Dataset rows about figures

## Start

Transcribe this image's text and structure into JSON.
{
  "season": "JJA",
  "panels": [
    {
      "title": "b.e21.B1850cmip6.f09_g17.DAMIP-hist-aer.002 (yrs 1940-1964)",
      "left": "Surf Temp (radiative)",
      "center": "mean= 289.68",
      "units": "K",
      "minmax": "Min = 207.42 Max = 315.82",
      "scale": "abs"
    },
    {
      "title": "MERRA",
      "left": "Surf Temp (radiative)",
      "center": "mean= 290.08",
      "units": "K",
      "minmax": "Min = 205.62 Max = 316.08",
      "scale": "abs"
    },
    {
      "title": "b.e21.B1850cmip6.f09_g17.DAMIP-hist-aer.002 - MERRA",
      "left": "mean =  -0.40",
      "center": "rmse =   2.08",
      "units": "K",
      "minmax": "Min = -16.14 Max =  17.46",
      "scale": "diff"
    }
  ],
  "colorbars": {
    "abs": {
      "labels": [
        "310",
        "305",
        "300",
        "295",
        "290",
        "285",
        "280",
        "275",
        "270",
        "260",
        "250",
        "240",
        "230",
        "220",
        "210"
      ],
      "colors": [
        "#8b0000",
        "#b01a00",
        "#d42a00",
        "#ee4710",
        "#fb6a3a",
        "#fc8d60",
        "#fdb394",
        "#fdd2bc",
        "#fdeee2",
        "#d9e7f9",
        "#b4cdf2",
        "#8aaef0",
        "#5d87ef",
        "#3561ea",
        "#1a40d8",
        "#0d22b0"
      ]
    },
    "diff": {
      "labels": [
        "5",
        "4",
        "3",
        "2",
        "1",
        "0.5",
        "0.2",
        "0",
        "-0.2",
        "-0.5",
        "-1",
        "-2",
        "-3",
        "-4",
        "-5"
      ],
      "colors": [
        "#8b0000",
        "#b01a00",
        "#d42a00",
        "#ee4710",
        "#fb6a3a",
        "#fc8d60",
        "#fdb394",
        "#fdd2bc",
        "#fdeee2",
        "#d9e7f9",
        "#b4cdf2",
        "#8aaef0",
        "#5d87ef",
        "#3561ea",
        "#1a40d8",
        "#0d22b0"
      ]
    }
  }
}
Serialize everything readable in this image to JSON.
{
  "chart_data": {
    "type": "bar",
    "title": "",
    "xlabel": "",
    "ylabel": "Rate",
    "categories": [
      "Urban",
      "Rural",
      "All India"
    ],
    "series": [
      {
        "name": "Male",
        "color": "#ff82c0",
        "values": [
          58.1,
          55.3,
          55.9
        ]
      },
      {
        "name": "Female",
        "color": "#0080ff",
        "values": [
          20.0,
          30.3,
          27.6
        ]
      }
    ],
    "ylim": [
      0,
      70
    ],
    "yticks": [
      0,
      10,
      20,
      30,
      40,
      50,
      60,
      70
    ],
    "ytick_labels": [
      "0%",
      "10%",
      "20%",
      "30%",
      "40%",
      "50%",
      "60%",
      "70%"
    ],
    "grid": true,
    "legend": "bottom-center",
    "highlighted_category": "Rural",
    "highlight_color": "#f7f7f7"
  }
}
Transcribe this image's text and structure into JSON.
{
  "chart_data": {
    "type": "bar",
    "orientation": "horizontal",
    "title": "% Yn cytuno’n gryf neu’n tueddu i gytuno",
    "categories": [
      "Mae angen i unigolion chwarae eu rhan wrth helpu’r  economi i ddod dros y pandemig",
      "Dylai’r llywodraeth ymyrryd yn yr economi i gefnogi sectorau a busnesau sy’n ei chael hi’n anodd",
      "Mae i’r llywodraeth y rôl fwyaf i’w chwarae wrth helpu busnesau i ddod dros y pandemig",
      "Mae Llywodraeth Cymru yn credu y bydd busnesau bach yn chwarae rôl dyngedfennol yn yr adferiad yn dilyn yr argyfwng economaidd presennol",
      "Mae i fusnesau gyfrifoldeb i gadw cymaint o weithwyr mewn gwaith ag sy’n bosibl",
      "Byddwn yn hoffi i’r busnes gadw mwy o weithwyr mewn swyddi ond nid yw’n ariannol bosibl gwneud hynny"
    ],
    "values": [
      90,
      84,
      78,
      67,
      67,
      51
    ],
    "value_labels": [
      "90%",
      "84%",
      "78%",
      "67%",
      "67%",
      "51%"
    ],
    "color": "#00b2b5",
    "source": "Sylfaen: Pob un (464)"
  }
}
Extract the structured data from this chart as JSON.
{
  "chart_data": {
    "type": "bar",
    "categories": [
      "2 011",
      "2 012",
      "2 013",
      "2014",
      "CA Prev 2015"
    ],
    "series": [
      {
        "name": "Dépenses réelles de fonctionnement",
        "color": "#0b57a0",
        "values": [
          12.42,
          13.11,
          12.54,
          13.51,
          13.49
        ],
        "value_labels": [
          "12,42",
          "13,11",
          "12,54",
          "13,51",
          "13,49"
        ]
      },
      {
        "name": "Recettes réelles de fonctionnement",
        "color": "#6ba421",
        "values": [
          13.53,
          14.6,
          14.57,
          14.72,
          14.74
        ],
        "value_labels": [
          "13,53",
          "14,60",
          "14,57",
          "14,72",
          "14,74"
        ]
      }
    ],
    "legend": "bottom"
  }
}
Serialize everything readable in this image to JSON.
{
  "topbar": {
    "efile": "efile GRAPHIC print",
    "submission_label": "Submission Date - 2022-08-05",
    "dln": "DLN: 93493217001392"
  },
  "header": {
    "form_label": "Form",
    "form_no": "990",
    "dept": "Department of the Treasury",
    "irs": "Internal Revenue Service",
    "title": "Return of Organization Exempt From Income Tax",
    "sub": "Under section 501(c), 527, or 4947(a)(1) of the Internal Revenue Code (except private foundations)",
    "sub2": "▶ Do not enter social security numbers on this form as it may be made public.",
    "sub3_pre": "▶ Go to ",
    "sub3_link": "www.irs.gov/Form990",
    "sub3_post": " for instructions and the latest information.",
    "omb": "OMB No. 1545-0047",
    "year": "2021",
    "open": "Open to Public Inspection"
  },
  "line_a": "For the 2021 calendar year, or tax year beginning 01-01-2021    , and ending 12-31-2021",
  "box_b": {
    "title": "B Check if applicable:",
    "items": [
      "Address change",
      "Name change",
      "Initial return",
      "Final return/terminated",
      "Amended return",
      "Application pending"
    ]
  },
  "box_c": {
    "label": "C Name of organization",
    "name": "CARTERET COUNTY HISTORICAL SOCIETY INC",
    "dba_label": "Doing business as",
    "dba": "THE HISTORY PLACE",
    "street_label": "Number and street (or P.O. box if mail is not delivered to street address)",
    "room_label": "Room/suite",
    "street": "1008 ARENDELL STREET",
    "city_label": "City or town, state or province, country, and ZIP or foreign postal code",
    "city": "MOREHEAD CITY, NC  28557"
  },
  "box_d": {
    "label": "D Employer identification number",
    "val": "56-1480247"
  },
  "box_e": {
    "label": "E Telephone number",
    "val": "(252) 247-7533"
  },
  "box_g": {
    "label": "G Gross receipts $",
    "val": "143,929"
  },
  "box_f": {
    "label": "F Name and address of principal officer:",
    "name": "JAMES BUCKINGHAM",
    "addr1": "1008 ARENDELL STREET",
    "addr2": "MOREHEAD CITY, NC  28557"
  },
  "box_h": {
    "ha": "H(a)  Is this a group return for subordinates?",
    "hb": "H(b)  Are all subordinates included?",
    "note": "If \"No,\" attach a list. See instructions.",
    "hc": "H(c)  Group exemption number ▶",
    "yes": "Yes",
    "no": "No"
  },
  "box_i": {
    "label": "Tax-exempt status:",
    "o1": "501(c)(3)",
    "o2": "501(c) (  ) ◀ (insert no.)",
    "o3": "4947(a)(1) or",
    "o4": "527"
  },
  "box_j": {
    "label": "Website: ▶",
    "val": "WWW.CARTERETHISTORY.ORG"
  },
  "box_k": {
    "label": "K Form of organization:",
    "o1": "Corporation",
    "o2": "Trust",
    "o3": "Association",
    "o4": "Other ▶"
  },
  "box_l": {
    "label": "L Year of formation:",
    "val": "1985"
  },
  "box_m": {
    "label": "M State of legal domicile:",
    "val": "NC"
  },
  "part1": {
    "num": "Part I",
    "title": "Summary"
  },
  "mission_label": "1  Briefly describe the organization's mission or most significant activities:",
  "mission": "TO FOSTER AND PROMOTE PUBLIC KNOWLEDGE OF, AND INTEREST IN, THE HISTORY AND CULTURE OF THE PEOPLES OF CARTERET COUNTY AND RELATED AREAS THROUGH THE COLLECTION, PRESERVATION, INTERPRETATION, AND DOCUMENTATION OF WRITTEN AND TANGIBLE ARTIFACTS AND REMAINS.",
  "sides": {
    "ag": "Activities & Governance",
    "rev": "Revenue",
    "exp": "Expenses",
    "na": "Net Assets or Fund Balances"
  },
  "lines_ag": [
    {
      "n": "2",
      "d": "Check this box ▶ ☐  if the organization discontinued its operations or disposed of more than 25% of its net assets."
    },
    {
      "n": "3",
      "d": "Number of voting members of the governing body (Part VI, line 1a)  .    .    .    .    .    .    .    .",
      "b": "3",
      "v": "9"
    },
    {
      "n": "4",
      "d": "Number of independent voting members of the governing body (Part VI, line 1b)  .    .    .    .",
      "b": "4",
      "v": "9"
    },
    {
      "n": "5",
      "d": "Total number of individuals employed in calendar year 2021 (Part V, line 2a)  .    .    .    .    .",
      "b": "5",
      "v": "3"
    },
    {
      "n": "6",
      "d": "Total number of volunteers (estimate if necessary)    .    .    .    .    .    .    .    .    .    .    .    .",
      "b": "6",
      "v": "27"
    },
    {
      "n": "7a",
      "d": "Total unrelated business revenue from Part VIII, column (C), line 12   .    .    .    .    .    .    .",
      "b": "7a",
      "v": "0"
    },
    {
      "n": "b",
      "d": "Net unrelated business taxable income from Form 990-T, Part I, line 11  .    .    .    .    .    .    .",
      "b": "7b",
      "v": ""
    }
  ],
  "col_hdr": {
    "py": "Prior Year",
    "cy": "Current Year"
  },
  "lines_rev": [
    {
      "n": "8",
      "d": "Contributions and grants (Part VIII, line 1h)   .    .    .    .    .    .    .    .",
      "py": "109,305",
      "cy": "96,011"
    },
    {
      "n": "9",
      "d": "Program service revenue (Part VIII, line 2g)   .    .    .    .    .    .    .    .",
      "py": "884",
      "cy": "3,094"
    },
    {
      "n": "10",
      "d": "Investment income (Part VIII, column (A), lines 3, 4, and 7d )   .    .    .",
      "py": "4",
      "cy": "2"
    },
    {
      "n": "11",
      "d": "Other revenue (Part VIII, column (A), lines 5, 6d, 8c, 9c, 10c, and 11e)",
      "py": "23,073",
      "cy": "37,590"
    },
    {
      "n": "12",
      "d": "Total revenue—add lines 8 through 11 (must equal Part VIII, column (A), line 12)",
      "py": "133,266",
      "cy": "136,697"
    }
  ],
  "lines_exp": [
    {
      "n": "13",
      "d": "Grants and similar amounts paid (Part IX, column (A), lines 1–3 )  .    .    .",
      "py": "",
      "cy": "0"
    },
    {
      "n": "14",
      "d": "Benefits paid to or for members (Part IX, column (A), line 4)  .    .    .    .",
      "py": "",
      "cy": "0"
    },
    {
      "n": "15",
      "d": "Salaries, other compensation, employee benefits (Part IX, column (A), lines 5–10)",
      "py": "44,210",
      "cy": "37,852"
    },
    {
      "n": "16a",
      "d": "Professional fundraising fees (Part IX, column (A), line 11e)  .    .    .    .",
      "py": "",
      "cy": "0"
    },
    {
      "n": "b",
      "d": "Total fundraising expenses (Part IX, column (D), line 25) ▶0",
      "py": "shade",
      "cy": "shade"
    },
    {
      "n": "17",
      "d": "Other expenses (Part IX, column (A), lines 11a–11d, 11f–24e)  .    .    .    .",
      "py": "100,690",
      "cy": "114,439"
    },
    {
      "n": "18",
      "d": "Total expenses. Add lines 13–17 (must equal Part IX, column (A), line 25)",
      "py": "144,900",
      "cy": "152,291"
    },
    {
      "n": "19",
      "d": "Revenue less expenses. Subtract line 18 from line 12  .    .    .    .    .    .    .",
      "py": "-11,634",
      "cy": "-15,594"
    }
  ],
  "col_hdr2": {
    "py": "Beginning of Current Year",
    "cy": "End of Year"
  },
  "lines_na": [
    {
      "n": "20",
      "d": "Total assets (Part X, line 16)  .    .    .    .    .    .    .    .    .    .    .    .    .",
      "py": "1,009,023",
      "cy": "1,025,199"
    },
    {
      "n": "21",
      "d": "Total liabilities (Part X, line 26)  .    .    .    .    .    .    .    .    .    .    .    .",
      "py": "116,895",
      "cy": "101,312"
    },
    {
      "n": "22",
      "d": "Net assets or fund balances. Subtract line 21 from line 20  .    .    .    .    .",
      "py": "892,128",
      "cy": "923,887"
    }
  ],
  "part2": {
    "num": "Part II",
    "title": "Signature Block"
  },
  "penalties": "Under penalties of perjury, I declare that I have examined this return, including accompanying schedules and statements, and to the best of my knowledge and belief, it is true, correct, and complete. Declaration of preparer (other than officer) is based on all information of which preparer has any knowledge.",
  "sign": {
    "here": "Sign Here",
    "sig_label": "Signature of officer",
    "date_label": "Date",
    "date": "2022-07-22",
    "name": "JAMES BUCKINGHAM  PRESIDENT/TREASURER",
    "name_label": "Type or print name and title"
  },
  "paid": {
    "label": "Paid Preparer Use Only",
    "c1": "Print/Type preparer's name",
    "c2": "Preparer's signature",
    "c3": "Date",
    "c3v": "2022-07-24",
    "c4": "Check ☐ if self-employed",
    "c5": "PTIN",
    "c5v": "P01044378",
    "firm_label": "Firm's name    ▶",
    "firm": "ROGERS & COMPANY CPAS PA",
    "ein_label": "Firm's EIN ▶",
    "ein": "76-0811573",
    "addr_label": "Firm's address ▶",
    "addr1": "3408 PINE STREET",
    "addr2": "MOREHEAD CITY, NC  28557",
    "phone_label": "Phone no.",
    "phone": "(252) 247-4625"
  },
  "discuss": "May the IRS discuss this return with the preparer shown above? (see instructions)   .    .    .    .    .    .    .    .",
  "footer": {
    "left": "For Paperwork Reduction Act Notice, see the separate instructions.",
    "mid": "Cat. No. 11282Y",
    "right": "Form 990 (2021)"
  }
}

## End

*SHORT TASK*.
List every line above containing the word "mewn".

*WRITTEN ANSWER*.
      "Mae i fusnesau gyfrifoldeb i gadw cymaint o weithwyr mewn gwaith ag sy’n bosibl",
      "Byddwn yn hoffi i’r busnes gadw mwy o weithwyr mewn swyddi ond nid yw’n ariannol bosibl gwneud hynny"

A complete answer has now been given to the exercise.